**Data listing**:
-- -- --

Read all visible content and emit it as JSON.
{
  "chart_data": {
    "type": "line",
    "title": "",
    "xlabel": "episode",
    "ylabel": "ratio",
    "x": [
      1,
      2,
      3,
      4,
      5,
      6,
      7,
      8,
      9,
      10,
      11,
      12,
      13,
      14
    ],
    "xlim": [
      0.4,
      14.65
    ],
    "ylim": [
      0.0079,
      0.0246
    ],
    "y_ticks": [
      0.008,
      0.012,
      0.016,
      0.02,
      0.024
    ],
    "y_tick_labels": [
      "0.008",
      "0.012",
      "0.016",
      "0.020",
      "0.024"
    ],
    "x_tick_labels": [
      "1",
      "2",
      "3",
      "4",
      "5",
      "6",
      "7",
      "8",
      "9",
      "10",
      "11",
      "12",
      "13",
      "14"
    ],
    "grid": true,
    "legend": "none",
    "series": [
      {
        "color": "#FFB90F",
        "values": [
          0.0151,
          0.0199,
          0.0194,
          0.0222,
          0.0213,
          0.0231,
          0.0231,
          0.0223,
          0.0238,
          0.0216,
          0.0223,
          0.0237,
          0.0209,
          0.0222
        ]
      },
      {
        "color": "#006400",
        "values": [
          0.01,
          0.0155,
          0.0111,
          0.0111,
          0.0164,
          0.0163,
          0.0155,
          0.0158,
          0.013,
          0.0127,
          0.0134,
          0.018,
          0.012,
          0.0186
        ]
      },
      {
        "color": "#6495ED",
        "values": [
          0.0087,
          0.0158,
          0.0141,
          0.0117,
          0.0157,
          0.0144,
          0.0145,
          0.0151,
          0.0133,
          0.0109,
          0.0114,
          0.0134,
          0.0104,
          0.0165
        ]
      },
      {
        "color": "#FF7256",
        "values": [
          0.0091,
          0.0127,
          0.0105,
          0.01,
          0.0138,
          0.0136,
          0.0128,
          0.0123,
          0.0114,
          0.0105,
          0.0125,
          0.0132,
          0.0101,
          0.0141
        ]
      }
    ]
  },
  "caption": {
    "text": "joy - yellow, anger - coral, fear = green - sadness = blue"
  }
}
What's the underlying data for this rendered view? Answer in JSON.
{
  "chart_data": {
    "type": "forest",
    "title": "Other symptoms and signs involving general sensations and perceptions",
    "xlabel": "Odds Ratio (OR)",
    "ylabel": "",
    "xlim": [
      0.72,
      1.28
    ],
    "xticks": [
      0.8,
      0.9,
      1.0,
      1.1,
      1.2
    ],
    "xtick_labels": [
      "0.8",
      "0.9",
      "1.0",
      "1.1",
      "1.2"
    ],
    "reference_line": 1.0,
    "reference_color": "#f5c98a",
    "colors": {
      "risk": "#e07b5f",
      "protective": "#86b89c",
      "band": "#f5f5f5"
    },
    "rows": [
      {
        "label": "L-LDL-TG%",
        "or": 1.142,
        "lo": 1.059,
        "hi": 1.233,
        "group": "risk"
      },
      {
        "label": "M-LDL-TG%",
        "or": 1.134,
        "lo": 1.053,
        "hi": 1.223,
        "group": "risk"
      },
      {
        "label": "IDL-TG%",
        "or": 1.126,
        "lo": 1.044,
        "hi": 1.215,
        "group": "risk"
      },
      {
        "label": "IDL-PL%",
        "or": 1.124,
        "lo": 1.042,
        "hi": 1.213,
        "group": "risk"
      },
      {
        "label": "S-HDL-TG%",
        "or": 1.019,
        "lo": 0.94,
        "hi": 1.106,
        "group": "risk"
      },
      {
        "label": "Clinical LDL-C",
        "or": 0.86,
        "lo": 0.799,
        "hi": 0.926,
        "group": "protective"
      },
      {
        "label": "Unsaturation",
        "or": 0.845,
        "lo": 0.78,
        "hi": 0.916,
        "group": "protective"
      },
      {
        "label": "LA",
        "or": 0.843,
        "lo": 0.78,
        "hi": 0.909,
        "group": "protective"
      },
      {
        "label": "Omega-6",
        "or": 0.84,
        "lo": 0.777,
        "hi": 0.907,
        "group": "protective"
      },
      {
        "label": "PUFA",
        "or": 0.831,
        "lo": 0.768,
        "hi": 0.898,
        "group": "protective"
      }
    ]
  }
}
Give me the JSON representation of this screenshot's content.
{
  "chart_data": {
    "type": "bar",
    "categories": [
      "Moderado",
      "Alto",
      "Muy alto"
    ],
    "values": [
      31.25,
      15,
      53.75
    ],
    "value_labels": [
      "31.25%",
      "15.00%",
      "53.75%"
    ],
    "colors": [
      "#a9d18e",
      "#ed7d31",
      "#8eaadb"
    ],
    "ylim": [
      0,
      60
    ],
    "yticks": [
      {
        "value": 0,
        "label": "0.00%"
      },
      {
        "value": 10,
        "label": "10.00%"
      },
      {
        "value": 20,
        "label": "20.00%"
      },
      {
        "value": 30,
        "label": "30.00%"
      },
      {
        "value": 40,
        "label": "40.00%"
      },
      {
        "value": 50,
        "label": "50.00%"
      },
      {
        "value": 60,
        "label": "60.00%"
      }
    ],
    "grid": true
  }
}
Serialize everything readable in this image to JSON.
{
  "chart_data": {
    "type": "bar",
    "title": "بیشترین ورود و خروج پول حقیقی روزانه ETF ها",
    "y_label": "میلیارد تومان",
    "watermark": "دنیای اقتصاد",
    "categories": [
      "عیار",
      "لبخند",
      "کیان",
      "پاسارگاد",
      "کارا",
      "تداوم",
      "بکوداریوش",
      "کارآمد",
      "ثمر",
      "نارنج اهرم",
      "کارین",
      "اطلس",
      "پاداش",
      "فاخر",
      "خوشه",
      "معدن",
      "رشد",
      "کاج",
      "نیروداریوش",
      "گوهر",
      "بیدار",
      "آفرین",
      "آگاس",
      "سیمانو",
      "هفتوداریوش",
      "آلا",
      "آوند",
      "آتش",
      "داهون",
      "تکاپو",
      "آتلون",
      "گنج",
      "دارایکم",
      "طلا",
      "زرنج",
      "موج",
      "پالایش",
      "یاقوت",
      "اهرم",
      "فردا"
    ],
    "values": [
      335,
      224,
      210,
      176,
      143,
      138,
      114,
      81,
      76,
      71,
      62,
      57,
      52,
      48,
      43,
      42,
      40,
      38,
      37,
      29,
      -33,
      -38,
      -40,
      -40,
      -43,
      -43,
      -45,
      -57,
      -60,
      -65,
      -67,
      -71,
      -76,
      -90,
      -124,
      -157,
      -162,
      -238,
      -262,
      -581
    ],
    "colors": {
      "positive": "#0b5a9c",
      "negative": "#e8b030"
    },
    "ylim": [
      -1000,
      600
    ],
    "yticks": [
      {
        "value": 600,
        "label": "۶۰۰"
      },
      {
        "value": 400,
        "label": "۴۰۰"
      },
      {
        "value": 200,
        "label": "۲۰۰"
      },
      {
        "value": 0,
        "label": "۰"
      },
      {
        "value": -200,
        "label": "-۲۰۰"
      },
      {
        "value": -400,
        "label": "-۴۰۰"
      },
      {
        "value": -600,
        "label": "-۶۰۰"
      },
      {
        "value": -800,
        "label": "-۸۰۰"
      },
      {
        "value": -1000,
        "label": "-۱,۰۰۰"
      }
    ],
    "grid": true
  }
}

-- -- --

**Job**: Repeat the records exactly, including every line.

**Written response**:
Read all visible content and emit it as JSON.
{
  "chart_data": {
    "type": "line",
    "title": "",
    "xlabel": "episode",
    "ylabel": "ratio",
    "x": [
      1,
      2,
      3,
      4,
      5,
      6,
      7,
      8,
      9,
      10,
      11,
      12,
      13,
      14
    ],
    "xlim": [
      0.4,
      14.65
    ],
    "ylim": [
      0.0079,
      0.0246
    ],
    "y_ticks": [
      0.008,
      0.012,
      0.016,
      0.02,
      0.024
    ],
    "y_tick_labels": [
      "0.008",
      "0.012",
      "0.016",
      "0.020",
      "0.024"
    ],
    "x_tick_labels": [
      "1",
      "2",
      "3",
      "4",
      "5",
      "6",
      "7",
      "8",
      "9",
      "10",
      "11",
      "12",
      "13",
      "14"
    ],
    "grid": true,
    "legend": "none",
    "series": [
      {
        "color": "#FFB90F",
        "values": [
          0.0151,
          0.0199,
          0.0194,
          0.0222,
          0.0213,
          0.0231,
          0.0231,
          0.0223,
          0.0238,
          0.0216,
          0.0223,
          0.0237,
          0.0209,
          0.0222
        ]
      },
      {
        "color": "#006400",
        "values": [
          0.01,
          0.0155,
          0.0111,
          0.0111,
          0.0164,
          0.0163,
          0.0155,
          0.0158,
          0.013,
          0.0127,
          0.0134,
          0.018,
          0.012,
          0.0186
        ]
      },
      {
        "color": "#6495ED",
        "values": [
          0.0087,
          0.0158,
          0.0141,
          0.0117,
          0.0157,
          0.0144,
          0.0145,
          0.0151,
          0.0133,
          0.0109,
          0.0114,
          0.0134,
          0.0104,
          0.0165
        ]
      },
      {
        "color": "#FF7256",
        "values": [
          0.0091,
          0.0127,
          0.0105,
          0.01,
          0.0138,
          0.0136,
          0.0128,
          0.0123,
          0.0114,
          0.0105,
          0.0125,
          0.0132,
          0.0101,
          0.0141
        ]
      }
    ]
  },
  "caption": {
    "text": "joy - yellow, anger - coral, fear = green - sadness = blue"
  }
}
What's the underlying data for this rendered view? Answer in JSON.
{
  "chart_data": {
    "type": "forest",
    "title": "Other symptoms and signs involving general sensations and perceptions",
    "xlabel": "Odds Ratio (OR)",
    "ylabel": "",
    "xlim": [
      0.72,
      1.28
    ],
    "xticks": [
      0.8,
      0.9,
      1.0,
      1.1,
      1.2
    ],
    "xtick_labels": [
      "0.8",
      "0.9",
      "1.0",
      "1.1",
      "1.2"
    ],
    "reference_line": 1.0,
    "reference_color": "#f5c98a",
    "colors": {
      "risk": "#e07b5f",
      "protective": "#86b89c",
      "band": "#f5f5f5"
    },
    "rows": [
      {
        "label": "L-LDL-TG%",
        "or": 1.142,
        "lo": 1.059,
        "hi": 1.233,
        "group": "risk"
      },
      {
        "label": "M-LDL-TG%",
        "or": 1.134,
        "lo": 1.053,
        "hi": 1.223,
        "group": "risk"
      },
      {
        "label": "IDL-TG%",
        "or": 1.126,
        "lo": 1.044,
        "hi": 1.215,
        "group": "risk"
      },
      {
        "label": "IDL-PL%",
        "or": 1.124,
        "lo": 1.042,
        "hi": 1.213,
        "group": "risk"
      },
      {
        "label": "S-HDL-TG%",
        "or": 1.019,
        "lo": 0.94,
        "hi": 1.106,
        "group": "risk"
      },
      {
        "label": "Clinical LDL-C",
        "or": 0.86,
        "lo": 0.799,
        "hi": 0.926,
        "group": "protective"
      },
      {
        "label": "Unsaturation",
        "or": 0.845,
        "lo": 0.78,
        "hi": 0.916,
        "group": "protective"
      },
      {
        "label": "LA",
        "or": 0.843,
        "lo": 0.78,
        "hi": 0.909,
        "group": "protective"
      },
      {
        "label": "Omega-6",
        "or": 0.84,
        "lo": 0.777,
        "hi": 0.907,
        "group": "protective"
      },
      {
        "label": "PUFA",
        "or": 0.831,
        "lo": 0.768,
        "hi": 0.898,
        "group": "protective"
      }
    ]
  }
}
Give me the JSON representation of this screenshot's content.
{
  "chart_data": {
    "type": "bar",
    "categories": [
      "Moderado",
      "Alto",
      "Muy alto"
    ],
    "values": [
      31.25,
      15,
      53.75
    ],
    "value_labels": [
      "31.25%",
      "15.00%",
      "53.75%"
    ],
    "colors": [
      "#a9d18e",
      "#ed7d31",
      "#8eaadb"
    ],
    "ylim": [
      0,
      60
    ],
    "yticks": [
      {
        "value": 0,
        "label": "0.00%"
      },
      {
        "value": 10,
        "label": "10.00%"
      },
      {
        "value": 20,
        "label": "20.00%"
      },
      {
        "value": 30,
        "label": "30.00%"
      },
      {
        "value": 40,
        "label": "40.00%"
      },
      {
        "value": 50,
        "label": "50.00%"
      },
      {
        "value": 60,
        "label": "60.00%"
      }
    ],
    "grid": true
  }
}
Serialize everything readable in this image to JSON.
{
  "chart_data": {
    "type": "bar",
    "title": "بیشترین ورود و خروج پول حقیقی روزانه ETF ها",
    "y_label": "میلیارد تومان",
    "watermark": "دنیای اقتصاد",
    "categories": [
      "عیار",
      "لبخند",
      "کیان",
      "پاسارگاد",
      "کارا",
      "تداوم",
      "بکوداریوش",
      "کارآمد",
      "ثمر",
      "نارنج اهرم",
      "کارین",
      "اطلس",
      "پاداش",
      "فاخر",
      "خوشه",
      "معدن",
      "رشد",
      "کاج",
      "نیروداریوش",
      "گوهر",
      "بیدار",
      "آفرین",
      "آگاس",
      "سیمانو",
      "هفتوداریوش",
      "آلا",
      "آوند",
      "آتش",
      "داهون",
      "تکاپو",
      "آتلون",
      "گنج",
      "دارایکم",
      "طلا",
      "زرنج",
      "موج",
      "پالایش",
      "یاقوت",
      "اهرم",
      "فردا"
    ],
    "values": [
      335,
      224,
      210,
      176,
      143,
      138,
      114,
      81,
      76,
      71,
      62,
      57,
      52,
      48,
      43,
      42,
      40,
      38,
      37,
      29,
      -33,
      -38,
      -40,
      -40,
      -43,
      -43,
      -45,
      -57,
      -60,
      -65,
      -67,
      -71,
      -76,
      -90,
      -124,
      -157,
      -162,
      -238,
      -262,
      -581
    ],
    "colors": {
      "positive": "#0b5a9c",
      "negative": "#e8b030"
    },
    "ylim": [
      -1000,
      600
    ],
    "yticks": [
      {
        "value": 600,
        "label": "۶۰۰"
      },
      {
        "value": 400,
        "label": "۴۰۰"
      },
      {
        "value": 200,
        "label": "۲۰۰"
      },
      {
        "value": 0,
        "label": "۰"
      },
      {
        "value": -200,
        "label": "-۲۰۰"
      },
      {
        "value": -400,
        "label": "-۴۰۰"
      },
      {
        "value": -600,
        "label": "-۶۰۰"
      },
      {
        "value": -800,
        "label": "-۸۰۰"
      },
      {
        "value": -1000,
        "label": "-۱,۰۰۰"
      }
    ],
    "grid": true
  }
}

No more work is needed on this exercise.